Duplicate the data below line for line, without the pictures.

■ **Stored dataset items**
# # # #

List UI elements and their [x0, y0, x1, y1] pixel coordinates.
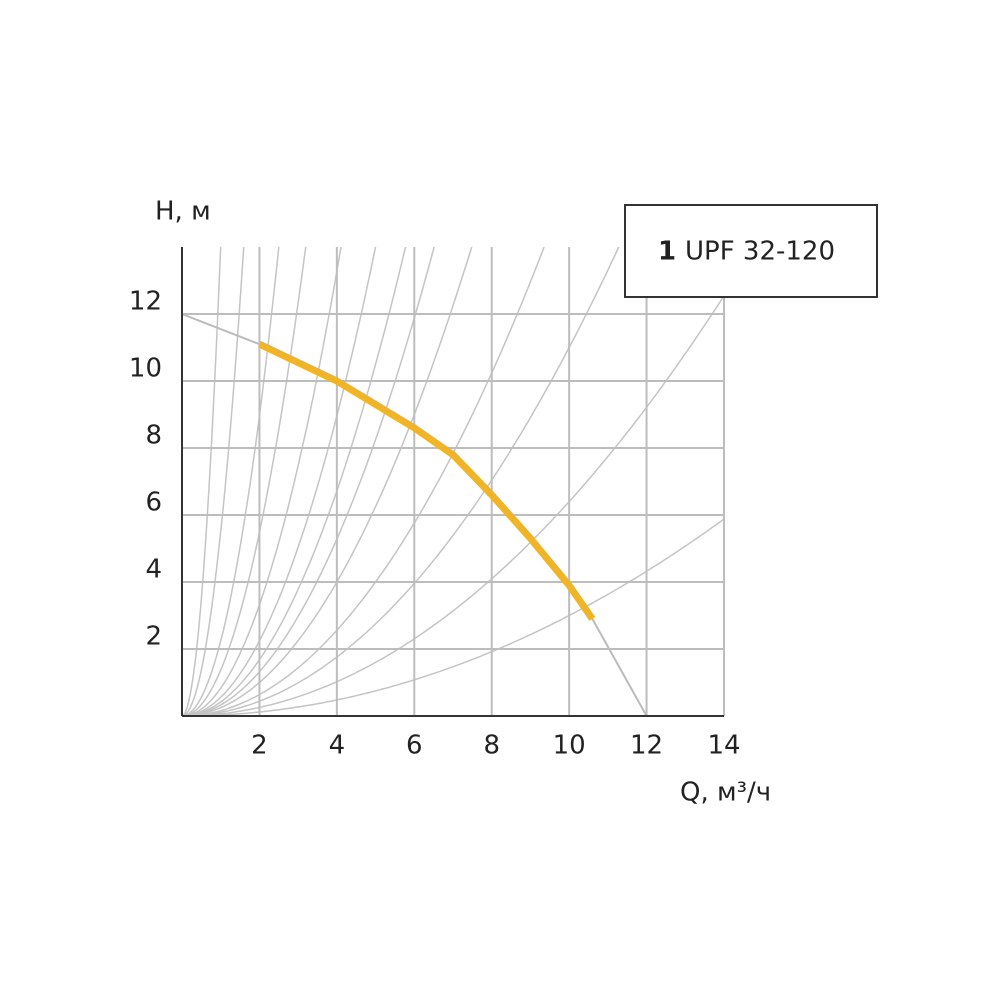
x-tick-label: 10	[553, 731, 586, 761]
system-curve	[182, 247, 280, 716]
y-axis-label: H, м	[155, 197, 211, 227]
y-tick-label: 8	[145, 421, 162, 451]
x-tick-label: 2	[251, 731, 268, 761]
y-tick-label: 12	[129, 287, 162, 317]
system-curve	[182, 247, 222, 716]
legend-box	[624, 204, 878, 298]
system-curve	[182, 247, 473, 716]
y-tick-label: 10	[129, 354, 162, 384]
y-tick-label: 4	[145, 555, 162, 585]
y-tick-label: 2	[145, 622, 162, 652]
x-tick-label: 14	[707, 731, 740, 761]
x-tick-label: 6	[406, 731, 423, 761]
system-curve	[182, 247, 342, 716]
system-curve	[182, 247, 377, 716]
system-curve	[182, 518, 724, 716]
system-curve	[182, 247, 407, 716]
legend-label: UPF 32-120	[685, 237, 835, 267]
y-tick-label: 6	[145, 488, 162, 518]
legend-number: 1	[658, 237, 676, 267]
system-curve	[182, 247, 620, 716]
x-axis-label: Q, м³/ч	[680, 778, 771, 808]
system-curve	[182, 247, 245, 716]
pump-curve	[257, 340, 596, 621]
system-curve	[182, 247, 545, 716]
x-tick-label: 12	[630, 731, 663, 761]
x-tick-label: 8	[483, 731, 500, 761]
plot-area	[182, 247, 724, 716]
system-curve	[182, 247, 435, 716]
system-curve	[182, 247, 307, 716]
x-tick-label: 4	[329, 731, 346, 761]
system-curve	[182, 295, 724, 716]
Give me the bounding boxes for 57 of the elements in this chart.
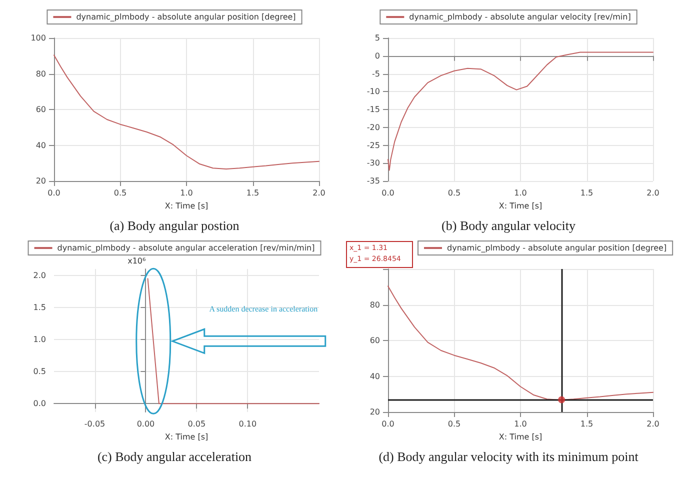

# # # #

■ **Answer**
List UI elements and their [x0, y0, x1, y1] pixel coordinates.
x-tick-label: 10	[553, 731, 586, 761]
system-curve	[182, 247, 280, 716]
y-axis-label: H, м	[155, 197, 211, 227]
y-tick-label: 8	[145, 421, 162, 451]
x-tick-label: 2	[251, 731, 268, 761]
y-tick-label: 12	[129, 287, 162, 317]
system-curve	[182, 247, 222, 716]
legend-box	[624, 204, 878, 298]
system-curve	[182, 247, 473, 716]
y-tick-label: 10	[129, 354, 162, 384]
y-tick-label: 4	[145, 555, 162, 585]
y-tick-label: 2	[145, 622, 162, 652]
x-tick-label: 14	[707, 731, 740, 761]
x-tick-label: 6	[406, 731, 423, 761]
system-curve	[182, 247, 342, 716]
system-curve	[182, 247, 377, 716]
system-curve	[182, 518, 724, 716]
system-curve	[182, 247, 407, 716]
legend-label: UPF 32-120	[685, 237, 835, 267]
y-tick-label: 6	[145, 488, 162, 518]
legend-number: 1	[658, 237, 676, 267]
system-curve	[182, 247, 620, 716]
x-axis-label: Q, м³/ч	[680, 778, 771, 808]
system-curve	[182, 247, 245, 716]
pump-curve	[257, 340, 596, 621]
system-curve	[182, 247, 545, 716]
x-tick-label: 12	[630, 731, 663, 761]
x-tick-label: 8	[483, 731, 500, 761]
plot-area	[182, 247, 724, 716]
system-curve	[182, 247, 435, 716]
system-curve	[182, 247, 307, 716]
x-tick-label: 4	[329, 731, 346, 761]
system-curve	[182, 295, 724, 716]
Give me the bounding boxes for 57 of the elements in this chart.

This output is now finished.